Figure record extracts:
○ ○ ○ ○

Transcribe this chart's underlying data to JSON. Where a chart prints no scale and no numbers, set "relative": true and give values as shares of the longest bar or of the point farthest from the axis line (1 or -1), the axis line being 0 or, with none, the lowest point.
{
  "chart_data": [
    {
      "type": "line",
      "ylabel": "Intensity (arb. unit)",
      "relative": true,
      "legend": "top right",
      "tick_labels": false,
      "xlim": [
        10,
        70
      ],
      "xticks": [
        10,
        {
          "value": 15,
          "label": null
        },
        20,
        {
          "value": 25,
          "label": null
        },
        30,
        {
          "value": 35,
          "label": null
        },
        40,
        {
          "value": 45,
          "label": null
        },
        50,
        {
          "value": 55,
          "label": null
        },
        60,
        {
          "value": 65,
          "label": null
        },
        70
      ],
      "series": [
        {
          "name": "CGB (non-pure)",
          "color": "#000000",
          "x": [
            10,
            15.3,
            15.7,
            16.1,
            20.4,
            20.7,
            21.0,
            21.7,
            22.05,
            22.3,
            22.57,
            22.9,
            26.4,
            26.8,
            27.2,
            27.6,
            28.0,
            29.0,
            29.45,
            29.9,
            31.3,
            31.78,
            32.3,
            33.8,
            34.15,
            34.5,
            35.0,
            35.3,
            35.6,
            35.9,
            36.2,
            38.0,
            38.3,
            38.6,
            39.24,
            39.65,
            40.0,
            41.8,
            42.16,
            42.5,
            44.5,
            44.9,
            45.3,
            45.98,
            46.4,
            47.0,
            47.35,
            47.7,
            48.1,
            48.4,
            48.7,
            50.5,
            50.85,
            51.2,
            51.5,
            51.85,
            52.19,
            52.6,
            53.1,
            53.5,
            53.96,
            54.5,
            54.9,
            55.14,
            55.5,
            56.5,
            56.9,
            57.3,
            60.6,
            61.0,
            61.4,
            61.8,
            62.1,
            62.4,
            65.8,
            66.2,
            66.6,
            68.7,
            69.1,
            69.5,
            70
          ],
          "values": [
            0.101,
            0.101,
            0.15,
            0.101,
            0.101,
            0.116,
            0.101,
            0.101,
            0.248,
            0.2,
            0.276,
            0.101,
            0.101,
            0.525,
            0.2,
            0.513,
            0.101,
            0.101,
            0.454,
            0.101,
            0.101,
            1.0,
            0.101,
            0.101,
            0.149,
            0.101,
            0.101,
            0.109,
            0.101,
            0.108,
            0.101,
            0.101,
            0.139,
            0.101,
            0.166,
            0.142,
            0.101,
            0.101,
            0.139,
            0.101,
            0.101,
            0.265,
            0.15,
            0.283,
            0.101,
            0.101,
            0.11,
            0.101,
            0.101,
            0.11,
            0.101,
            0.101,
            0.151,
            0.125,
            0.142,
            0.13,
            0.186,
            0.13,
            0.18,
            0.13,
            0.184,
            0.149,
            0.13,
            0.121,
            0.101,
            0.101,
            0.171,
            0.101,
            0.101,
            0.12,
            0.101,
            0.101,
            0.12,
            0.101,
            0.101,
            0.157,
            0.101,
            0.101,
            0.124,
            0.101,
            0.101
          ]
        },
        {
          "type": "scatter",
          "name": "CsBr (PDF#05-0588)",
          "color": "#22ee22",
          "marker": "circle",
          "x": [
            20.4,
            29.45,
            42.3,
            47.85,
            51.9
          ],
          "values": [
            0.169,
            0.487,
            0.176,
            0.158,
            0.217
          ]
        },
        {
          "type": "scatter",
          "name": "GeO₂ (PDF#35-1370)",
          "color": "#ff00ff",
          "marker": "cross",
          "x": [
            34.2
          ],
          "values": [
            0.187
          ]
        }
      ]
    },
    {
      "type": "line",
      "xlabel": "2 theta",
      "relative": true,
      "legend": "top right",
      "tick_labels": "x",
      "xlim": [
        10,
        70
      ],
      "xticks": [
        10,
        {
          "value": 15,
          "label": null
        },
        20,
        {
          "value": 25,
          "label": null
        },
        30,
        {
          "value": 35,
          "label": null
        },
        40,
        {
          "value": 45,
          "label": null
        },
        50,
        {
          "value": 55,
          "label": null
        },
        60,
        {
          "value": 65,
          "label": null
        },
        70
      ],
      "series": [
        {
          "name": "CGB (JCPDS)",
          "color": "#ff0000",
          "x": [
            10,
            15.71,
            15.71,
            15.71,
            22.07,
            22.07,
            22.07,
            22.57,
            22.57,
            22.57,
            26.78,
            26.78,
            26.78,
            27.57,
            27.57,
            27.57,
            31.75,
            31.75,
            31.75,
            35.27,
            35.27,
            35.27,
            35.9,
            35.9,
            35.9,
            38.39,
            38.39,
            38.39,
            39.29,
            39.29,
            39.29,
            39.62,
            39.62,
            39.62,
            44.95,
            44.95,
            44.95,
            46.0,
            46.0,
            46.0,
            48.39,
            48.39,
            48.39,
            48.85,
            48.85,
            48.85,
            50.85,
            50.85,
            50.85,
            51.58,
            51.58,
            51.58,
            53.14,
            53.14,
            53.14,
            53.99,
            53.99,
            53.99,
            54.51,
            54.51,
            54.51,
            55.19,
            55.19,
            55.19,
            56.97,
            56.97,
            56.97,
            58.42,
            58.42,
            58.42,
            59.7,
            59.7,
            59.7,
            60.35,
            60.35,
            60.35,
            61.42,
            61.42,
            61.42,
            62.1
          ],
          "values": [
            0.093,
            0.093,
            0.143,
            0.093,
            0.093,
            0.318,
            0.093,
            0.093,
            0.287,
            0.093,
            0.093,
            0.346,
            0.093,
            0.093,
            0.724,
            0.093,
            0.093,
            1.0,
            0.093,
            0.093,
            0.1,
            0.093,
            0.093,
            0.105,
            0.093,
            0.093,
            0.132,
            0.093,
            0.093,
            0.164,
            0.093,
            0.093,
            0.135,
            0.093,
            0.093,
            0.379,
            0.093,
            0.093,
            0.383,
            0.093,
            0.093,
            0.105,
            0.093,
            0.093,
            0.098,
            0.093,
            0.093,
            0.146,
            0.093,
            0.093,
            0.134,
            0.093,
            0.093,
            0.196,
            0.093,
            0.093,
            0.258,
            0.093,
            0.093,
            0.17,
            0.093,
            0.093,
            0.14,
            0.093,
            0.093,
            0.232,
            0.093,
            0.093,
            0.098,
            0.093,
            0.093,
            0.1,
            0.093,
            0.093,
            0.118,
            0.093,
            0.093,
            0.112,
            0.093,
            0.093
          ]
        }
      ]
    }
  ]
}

○ ○ ○ ○

§ WHAT YOU WILL DO
Return each line of the records above exactly as it reads.

§ RESPONSE
Transcribe this chart's underlying data to JSON. Where a chart prints no scale and no numbers, set "relative": true and give values as shares of the longest bar or of the point farthest from the axis line (1 or -1), the axis line being 0 or, with none, the lowest point.
{
  "chart_data": [
    {
      "type": "line",
      "ylabel": "Intensity (arb. unit)",
      "relative": true,
      "legend": "top right",
      "tick_labels": false,
      "xlim": [
        10,
        70
      ],
      "xticks": [
        10,
        {
          "value": 15,
          "label": null
        },
        20,
        {
          "value": 25,
          "label": null
        },
        30,
        {
          "value": 35,
          "label": null
        },
        40,
        {
          "value": 45,
          "label": null
        },
        50,
        {
          "value": 55,
          "label": null
        },
        60,
        {
          "value": 65,
          "label": null
        },
        70
      ],
      "series": [
        {
          "name": "CGB (non-pure)",
          "color": "#000000",
          "x": [
            10,
            15.3,
            15.7,
            16.1,
            20.4,
            20.7,
            21.0,
            21.7,
            22.05,
            22.3,
            22.57,
            22.9,
            26.4,
            26.8,
            27.2,
            27.6,
            28.0,
            29.0,
            29.45,
            29.9,
            31.3,
            31.78,
            32.3,
            33.8,
            34.15,
            34.5,
            35.0,
            35.3,
            35.6,
            35.9,
            36.2,
            38.0,
            38.3,
            38.6,
            39.24,
            39.65,
            40.0,
            41.8,
            42.16,
            42.5,
            44.5,
            44.9,
            45.3,
            45.98,
            46.4,
            47.0,
            47.35,
            47.7,
            48.1,
            48.4,
            48.7,
            50.5,
            50.85,
            51.2,
            51.5,
            51.85,
            52.19,
            52.6,
            53.1,
            53.5,
            53.96,
            54.5,
            54.9,
            55.14,
            55.5,
            56.5,
            56.9,
            57.3,
            60.6,
            61.0,
            61.4,
            61.8,
            62.1,
            62.4,
            65.8,
            66.2,
            66.6,
            68.7,
            69.1,
            69.5,
            70
          ],
          "values": [
            0.101,
            0.101,
            0.15,
            0.101,
            0.101,
            0.116,
            0.101,
            0.101,
            0.248,
            0.2,
            0.276,
            0.101,
            0.101,
            0.525,
            0.2,
            0.513,
            0.101,
            0.101,
            0.454,
            0.101,
            0.101,
            1.0,
            0.101,
            0.101,
            0.149,
            0.101,
            0.101,
            0.109,
            0.101,
            0.108,
            0.101,
            0.101,
            0.139,
            0.101,
            0.166,
            0.142,
            0.101,
            0.101,
            0.139,
            0.101,
            0.101,
            0.265,
            0.15,
            0.283,
            0.101,
            0.101,
            0.11,
            0.101,
            0.101,
            0.11,
            0.101,
            0.101,
            0.151,
            0.125,
            0.142,
            0.13,
            0.186,
            0.13,
            0.18,
            0.13,
            0.184,
            0.149,
            0.13,
            0.121,
            0.101,
            0.101,
            0.171,
            0.101,
            0.101,
            0.12,
            0.101,
            0.101,
            0.12,
            0.101,
            0.101,
            0.157,
            0.101,
            0.101,
            0.124,
            0.101,
            0.101
          ]
        },
        {
          "type": "scatter",
          "name": "CsBr (PDF#05-0588)",
          "color": "#22ee22",
          "marker": "circle",
          "x": [
            20.4,
            29.45,
            42.3,
            47.85,
            51.9
          ],
          "values": [
            0.169,
            0.487,
            0.176,
            0.158,
            0.217
          ]
        },
        {
          "type": "scatter",
          "name": "GeO₂ (PDF#35-1370)",
          "color": "#ff00ff",
          "marker": "cross",
          "x": [
            34.2
          ],
          "values": [
            0.187
          ]
        }
      ]
    },
    {
      "type": "line",
      "xlabel": "2 theta",
      "relative": true,
      "legend": "top right",
      "tick_labels": "x",
      "xlim": [
        10,
        70
      ],
      "xticks": [
        10,
        {
          "value": 15,
          "label": null
        },
        20,
        {
          "value": 25,
          "label": null
        },
        30,
        {
          "value": 35,
          "label": null
        },
        40,
        {
          "value": 45,
          "label": null
        },
        50,
        {
          "value": 55,
          "label": null
        },
        60,
        {
          "value": 65,
          "label": null
        },
        70
      ],
      "series": [
        {
          "name": "CGB (JCPDS)",
          "color": "#ff0000",
          "x": [
            10,
            15.71,
            15.71,
            15.71,
            22.07,
            22.07,
            22.07,
            22.57,
            22.57,
            22.57,
            26.78,
            26.78,
            26.78,
            27.57,
            27.57,
            27.57,
            31.75,
            31.75,
            31.75,
            35.27,
            35.27,
            35.27,
            35.9,
            35.9,
            35.9,
            38.39,
            38.39,
            38.39,
            39.29,
            39.29,
            39.29,
            39.62,
            39.62,
            39.62,
            44.95,
            44.95,
            44.95,
            46.0,
            46.0,
            46.0,
            48.39,
            48.39,
            48.39,
            48.85,
            48.85,
            48.85,
            50.85,
            50.85,
            50.85,
            51.58,
            51.58,
            51.58,
            53.14,
            53.14,
            53.14,
            53.99,
            53.99,
            53.99,
            54.51,
            54.51,
            54.51,
            55.19,
            55.19,
            55.19,
            56.97,
            56.97,
            56.97,
            58.42,
            58.42,
            58.42,
            59.7,
            59.7,
            59.7,
            60.35,
            60.35,
            60.35,
            61.42,
            61.42,
            61.42,
            62.1
          ],
          "values": [
            0.093,
            0.093,
            0.143,
            0.093,
            0.093,
            0.318,
            0.093,
            0.093,
            0.287,
            0.093,
            0.093,
            0.346,
            0.093,
            0.093,
            0.724,
            0.093,
            0.093,
            1.0,
            0.093,
            0.093,
            0.1,
            0.093,
            0.093,
            0.105,
            0.093,
            0.093,
            0.132,
            0.093,
            0.093,
            0.164,
            0.093,
            0.093,
            0.135,
            0.093,
            0.093,
            0.379,
            0.093,
            0.093,
            0.383,
            0.093,
            0.093,
            0.105,
            0.093,
            0.093,
            0.098,
            0.093,
            0.093,
            0.146,
            0.093,
            0.093,
            0.134,
            0.093,
            0.093,
            0.196,
            0.093,
            0.093,
            0.258,
            0.093,
            0.093,
            0.17,
            0.093,
            0.093,
            0.14,
            0.093,
            0.093,
            0.232,
            0.093,
            0.093,
            0.098,
            0.093,
            0.093,
            0.1,
            0.093,
            0.093,
            0.118,
            0.093,
            0.093,
            0.112,
            0.093,
            0.093
          ]
        }
      ]
    }
  ]
}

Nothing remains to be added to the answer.